_Task instructions_
Transcribe every line, keeping it exact.

-=-=-=-=-

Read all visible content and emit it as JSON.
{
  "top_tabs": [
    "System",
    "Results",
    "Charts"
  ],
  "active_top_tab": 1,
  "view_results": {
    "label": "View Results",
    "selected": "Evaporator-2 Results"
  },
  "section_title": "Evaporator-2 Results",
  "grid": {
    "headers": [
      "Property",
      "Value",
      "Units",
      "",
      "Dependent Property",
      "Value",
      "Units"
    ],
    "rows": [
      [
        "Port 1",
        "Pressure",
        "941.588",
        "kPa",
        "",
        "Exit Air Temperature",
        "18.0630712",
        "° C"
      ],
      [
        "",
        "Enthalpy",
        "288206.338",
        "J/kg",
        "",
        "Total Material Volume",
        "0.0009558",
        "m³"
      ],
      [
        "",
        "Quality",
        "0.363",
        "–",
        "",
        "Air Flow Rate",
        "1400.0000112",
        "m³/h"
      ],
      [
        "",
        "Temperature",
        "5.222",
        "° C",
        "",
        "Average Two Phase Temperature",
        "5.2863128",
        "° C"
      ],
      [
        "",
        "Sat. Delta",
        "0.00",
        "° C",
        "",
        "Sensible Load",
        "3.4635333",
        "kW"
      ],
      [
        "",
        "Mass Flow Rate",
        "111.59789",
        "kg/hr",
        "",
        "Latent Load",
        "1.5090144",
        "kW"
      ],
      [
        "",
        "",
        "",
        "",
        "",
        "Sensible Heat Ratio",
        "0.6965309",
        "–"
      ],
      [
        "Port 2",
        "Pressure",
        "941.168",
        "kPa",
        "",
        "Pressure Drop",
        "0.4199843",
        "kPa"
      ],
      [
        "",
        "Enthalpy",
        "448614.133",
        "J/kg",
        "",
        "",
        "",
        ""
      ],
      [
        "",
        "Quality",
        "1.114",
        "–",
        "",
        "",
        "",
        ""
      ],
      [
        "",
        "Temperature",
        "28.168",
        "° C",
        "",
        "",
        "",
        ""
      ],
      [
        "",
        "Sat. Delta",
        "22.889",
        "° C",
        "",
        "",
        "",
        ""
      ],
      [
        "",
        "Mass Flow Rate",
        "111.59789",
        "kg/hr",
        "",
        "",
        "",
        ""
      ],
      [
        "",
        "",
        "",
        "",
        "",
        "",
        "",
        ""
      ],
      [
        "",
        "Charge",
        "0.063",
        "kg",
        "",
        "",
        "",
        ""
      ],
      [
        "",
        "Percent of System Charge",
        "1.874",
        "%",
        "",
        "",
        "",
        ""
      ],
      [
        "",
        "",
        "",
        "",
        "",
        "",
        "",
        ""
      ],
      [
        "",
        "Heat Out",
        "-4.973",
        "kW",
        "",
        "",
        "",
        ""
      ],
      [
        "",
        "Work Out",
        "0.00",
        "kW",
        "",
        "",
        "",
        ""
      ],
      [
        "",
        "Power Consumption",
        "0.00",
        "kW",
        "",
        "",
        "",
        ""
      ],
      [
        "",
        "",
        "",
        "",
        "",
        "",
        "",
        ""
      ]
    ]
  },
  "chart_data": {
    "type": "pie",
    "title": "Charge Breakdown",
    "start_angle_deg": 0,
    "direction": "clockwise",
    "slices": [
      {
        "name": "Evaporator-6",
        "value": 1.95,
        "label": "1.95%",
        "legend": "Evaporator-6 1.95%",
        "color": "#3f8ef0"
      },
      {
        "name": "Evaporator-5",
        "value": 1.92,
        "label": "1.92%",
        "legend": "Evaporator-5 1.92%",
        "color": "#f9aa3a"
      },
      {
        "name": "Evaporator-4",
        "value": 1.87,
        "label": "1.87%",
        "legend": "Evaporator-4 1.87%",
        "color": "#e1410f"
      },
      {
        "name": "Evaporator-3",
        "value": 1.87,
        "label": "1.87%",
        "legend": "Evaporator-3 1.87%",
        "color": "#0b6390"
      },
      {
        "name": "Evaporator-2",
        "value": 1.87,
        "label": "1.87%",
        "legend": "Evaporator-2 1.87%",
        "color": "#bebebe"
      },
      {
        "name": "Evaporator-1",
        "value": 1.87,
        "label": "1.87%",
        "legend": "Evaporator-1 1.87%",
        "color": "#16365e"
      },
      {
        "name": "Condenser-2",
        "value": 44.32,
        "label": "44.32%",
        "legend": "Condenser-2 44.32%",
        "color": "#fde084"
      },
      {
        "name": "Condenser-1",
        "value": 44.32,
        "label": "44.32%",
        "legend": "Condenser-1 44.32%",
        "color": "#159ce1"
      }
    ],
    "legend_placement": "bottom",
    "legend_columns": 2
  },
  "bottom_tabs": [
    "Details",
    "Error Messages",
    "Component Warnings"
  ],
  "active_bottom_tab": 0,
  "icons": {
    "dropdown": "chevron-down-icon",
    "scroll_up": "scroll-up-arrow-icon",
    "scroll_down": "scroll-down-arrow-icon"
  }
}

-=-=-=-=-

_Problem solution_
Read all visible content and emit it as JSON.
{
  "top_tabs": [
    "System",
    "Results",
    "Charts"
  ],
  "active_top_tab": 1,
  "view_results": {
    "label": "View Results",
    "selected": "Evaporator-2 Results"
  },
  "section_title": "Evaporator-2 Results",
  "grid": {
    "headers": [
      "Property",
      "Value",
      "Units",
      "",
      "Dependent Property",
      "Value",
      "Units"
    ],
    "rows": [
      [
        "Port 1",
        "Pressure",
        "941.588",
        "kPa",
        "",
        "Exit Air Temperature",
        "18.0630712",
        "° C"
      ],
      [
        "",
        "Enthalpy",
        "288206.338",
        "J/kg",
        "",
        "Total Material Volume",
        "0.0009558",
        "m³"
      ],
      [
        "",
        "Quality",
        "0.363",
        "–",
        "",
        "Air Flow Rate",
        "1400.0000112",
        "m³/h"
      ],
      [
        "",
        "Temperature",
        "5.222",
        "° C",
        "",
        "Average Two Phase Temperature",
        "5.2863128",
        "° C"
      ],
      [
        "",
        "Sat. Delta",
        "0.00",
        "° C",
        "",
        "Sensible Load",
        "3.4635333",
        "kW"
      ],
      [
        "",
        "Mass Flow Rate",
        "111.59789",
        "kg/hr",
        "",
        "Latent Load",
        "1.5090144",
        "kW"
      ],
      [
        "",
        "",
        "",
        "",
        "",
        "Sensible Heat Ratio",
        "0.6965309",
        "–"
      ],
      [
        "Port 2",
        "Pressure",
        "941.168",
        "kPa",
        "",
        "Pressure Drop",
        "0.4199843",
        "kPa"
      ],
      [
        "",
        "Enthalpy",
        "448614.133",
        "J/kg",
        "",
        "",
        "",
        ""
      ],
      [
        "",
        "Quality",
        "1.114",
        "–",
        "",
        "",
        "",
        ""
      ],
      [
        "",
        "Temperature",
        "28.168",
        "° C",
        "",
        "",
        "",
        ""
      ],
      [
        "",
        "Sat. Delta",
        "22.889",
        "° C",
        "",
        "",
        "",
        ""
      ],
      [
        "",
        "Mass Flow Rate",
        "111.59789",
        "kg/hr",
        "",
        "",
        "",
        ""
      ],
      [
        "",
        "",
        "",
        "",
        "",
        "",
        "",
        ""
      ],
      [
        "",
        "Charge",
        "0.063",
        "kg",
        "",
        "",
        "",
        ""
      ],
      [
        "",
        "Percent of System Charge",
        "1.874",
        "%",
        "",
        "",
        "",
        ""
      ],
      [
        "",
        "",
        "",
        "",
        "",
        "",
        "",
        ""
      ],
      [
        "",
        "Heat Out",
        "-4.973",
        "kW",
        "",
        "",
        "",
        ""
      ],
      [
        "",
        "Work Out",
        "0.00",
        "kW",
        "",
        "",
        "",
        ""
      ],
      [
        "",
        "Power Consumption",
        "0.00",
        "kW",
        "",
        "",
        "",
        ""
      ],
      [
        "",
        "",
        "",
        "",
        "",
        "",
        "",
        ""
      ]
    ]
  },
  "chart_data": {
    "type": "pie",
    "title": "Charge Breakdown",
    "start_angle_deg": 0,
    "direction": "clockwise",
    "slices": [
      {
        "name": "Evaporator-6",
        "value": 1.95,
        "label": "1.95%",
        "legend": "Evaporator-6 1.95%",
        "color": "#3f8ef0"
      },
      {
        "name": "Evaporator-5",
        "value": 1.92,
        "label": "1.92%",
        "legend": "Evaporator-5 1.92%",
        "color": "#f9aa3a"
      },
      {
        "name": "Evaporator-4",
        "value": 1.87,
        "label": "1.87%",
        "legend": "Evaporator-4 1.87%",
        "color": "#e1410f"
      },
      {
        "name": "Evaporator-3",
        "value": 1.87,
        "label": "1.87%",
        "legend": "Evaporator-3 1.87%",
        "color": "#0b6390"
      },
      {
        "name": "Evaporator-2",
        "value": 1.87,
        "label": "1.87%",
        "legend": "Evaporator-2 1.87%",
        "color": "#bebebe"
      },
      {
        "name": "Evaporator-1",
        "value": 1.87,
        "label": "1.87%",
        "legend": "Evaporator-1 1.87%",
        "color": "#16365e"
      },
      {
        "name": "Condenser-2",
        "value": 44.32,
        "label": "44.32%",
        "legend": "Condenser-2 44.32%",
        "color": "#fde084"
      },
      {
        "name": "Condenser-1",
        "value": 44.32,
        "label": "44.32%",
        "legend": "Condenser-1 44.32%",
        "color": "#159ce1"
      }
    ],
    "legend_placement": "bottom",
    "legend_columns": 2
  },
  "bottom_tabs": [
    "Details",
    "Error Messages",
    "Component Warnings"
  ],
  "active_bottom_tab": 0,
  "icons": {
    "dropdown": "chevron-down-icon",
    "scroll_up": "scroll-up-arrow-icon",
    "scroll_down": "scroll-down-arrow-icon"
  }
}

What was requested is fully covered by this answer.